[Dataset items]
§ §
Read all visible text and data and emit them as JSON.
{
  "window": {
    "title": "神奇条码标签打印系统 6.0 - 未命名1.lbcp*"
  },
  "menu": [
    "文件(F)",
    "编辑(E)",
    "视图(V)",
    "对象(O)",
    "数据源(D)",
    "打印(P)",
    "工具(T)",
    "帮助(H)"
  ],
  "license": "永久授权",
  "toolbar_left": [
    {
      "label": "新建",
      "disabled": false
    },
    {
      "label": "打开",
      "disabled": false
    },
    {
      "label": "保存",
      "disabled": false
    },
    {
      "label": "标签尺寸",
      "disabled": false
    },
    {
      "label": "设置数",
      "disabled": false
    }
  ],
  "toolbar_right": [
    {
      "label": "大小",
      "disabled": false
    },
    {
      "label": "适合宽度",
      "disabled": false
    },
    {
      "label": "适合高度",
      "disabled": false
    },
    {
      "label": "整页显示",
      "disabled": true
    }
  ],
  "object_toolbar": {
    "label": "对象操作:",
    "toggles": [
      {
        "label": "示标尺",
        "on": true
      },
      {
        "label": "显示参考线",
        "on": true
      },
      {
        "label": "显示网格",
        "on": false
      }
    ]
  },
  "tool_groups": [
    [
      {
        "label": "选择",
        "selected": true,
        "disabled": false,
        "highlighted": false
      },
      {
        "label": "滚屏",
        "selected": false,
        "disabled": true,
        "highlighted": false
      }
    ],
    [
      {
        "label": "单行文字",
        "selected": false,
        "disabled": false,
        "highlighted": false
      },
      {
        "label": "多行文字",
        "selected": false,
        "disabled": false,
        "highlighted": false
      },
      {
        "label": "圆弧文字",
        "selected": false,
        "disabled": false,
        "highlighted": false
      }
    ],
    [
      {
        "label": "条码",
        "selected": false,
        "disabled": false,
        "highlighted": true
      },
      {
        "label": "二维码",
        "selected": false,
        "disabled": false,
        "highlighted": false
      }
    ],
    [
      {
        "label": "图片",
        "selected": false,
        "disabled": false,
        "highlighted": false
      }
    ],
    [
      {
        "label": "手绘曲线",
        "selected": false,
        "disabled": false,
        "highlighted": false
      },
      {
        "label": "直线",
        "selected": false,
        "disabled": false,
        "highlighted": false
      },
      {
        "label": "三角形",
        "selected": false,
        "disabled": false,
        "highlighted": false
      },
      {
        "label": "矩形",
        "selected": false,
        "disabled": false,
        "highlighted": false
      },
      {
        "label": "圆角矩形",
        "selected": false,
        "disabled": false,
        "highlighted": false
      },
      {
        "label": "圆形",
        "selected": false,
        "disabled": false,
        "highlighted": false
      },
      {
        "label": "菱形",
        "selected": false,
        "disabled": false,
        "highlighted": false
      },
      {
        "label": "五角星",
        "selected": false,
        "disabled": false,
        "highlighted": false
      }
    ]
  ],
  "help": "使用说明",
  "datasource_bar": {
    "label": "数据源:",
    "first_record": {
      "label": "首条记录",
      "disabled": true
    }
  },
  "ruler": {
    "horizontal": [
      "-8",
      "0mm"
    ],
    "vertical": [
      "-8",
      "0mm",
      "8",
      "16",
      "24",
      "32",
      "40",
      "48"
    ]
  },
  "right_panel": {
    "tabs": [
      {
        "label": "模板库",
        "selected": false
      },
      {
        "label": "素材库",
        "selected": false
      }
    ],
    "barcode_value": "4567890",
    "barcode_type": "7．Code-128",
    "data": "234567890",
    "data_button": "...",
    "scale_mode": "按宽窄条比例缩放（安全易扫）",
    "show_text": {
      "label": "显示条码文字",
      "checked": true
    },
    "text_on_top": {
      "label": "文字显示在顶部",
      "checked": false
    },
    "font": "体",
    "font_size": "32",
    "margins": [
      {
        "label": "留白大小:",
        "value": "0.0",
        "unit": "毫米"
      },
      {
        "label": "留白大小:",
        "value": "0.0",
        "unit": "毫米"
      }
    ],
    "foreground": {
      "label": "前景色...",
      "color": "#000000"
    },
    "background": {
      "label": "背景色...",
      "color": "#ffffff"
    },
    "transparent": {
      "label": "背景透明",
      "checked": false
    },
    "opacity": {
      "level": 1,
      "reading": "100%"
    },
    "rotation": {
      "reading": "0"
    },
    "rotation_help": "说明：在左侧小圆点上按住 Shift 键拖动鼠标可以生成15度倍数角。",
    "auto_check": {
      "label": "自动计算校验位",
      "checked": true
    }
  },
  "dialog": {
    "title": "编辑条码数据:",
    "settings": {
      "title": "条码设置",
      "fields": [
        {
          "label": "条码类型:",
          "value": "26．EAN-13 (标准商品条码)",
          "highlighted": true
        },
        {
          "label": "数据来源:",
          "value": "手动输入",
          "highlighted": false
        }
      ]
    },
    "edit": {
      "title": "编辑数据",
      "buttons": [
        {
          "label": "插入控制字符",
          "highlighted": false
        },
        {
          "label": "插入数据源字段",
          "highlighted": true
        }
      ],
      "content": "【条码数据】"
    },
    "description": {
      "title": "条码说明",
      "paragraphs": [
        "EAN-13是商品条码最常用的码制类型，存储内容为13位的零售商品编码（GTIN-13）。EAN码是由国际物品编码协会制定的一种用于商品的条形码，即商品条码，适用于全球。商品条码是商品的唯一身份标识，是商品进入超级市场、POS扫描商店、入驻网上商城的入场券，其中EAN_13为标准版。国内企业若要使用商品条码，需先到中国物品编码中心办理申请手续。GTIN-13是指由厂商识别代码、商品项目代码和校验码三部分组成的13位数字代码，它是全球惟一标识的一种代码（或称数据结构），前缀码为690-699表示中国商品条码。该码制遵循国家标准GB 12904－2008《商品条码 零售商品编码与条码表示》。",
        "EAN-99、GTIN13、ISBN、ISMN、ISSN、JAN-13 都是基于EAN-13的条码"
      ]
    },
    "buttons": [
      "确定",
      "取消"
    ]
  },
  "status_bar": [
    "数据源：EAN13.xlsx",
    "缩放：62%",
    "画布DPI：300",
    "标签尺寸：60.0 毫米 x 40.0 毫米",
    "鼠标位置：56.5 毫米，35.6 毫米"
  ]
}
§ §
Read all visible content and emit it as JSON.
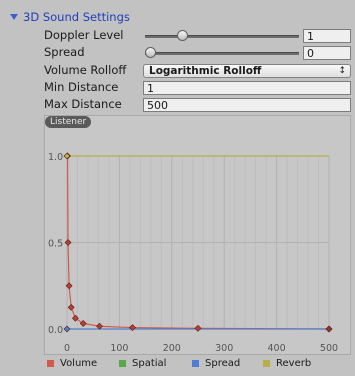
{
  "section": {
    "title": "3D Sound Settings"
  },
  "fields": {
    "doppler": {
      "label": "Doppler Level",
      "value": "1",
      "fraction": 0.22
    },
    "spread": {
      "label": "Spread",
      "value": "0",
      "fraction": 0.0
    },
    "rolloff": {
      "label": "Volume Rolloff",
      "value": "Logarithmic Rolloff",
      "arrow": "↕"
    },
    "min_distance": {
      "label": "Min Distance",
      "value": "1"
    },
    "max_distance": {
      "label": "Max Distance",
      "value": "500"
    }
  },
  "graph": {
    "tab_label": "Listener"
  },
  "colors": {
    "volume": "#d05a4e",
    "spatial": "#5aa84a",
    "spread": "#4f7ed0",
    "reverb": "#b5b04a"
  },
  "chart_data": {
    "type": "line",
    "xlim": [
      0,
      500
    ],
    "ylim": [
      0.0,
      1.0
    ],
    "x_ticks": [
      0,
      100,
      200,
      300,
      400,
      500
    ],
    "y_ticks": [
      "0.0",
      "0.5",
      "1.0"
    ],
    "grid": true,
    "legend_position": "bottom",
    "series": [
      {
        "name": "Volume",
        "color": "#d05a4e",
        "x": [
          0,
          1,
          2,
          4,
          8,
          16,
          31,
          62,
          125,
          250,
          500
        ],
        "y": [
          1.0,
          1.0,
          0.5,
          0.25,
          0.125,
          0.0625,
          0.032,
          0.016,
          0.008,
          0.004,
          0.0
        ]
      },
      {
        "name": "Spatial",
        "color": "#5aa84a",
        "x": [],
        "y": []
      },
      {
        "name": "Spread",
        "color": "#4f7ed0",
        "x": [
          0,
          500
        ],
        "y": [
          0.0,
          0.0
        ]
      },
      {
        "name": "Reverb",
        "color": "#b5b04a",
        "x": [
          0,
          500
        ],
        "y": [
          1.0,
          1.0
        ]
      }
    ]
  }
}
§ §
What you are asked to do – Search the lines above for the string "visible" and copy each line that has it.

Result of this task –
Read all visible text and data and emit them as JSON.
Read all visible content and emit it as JSON.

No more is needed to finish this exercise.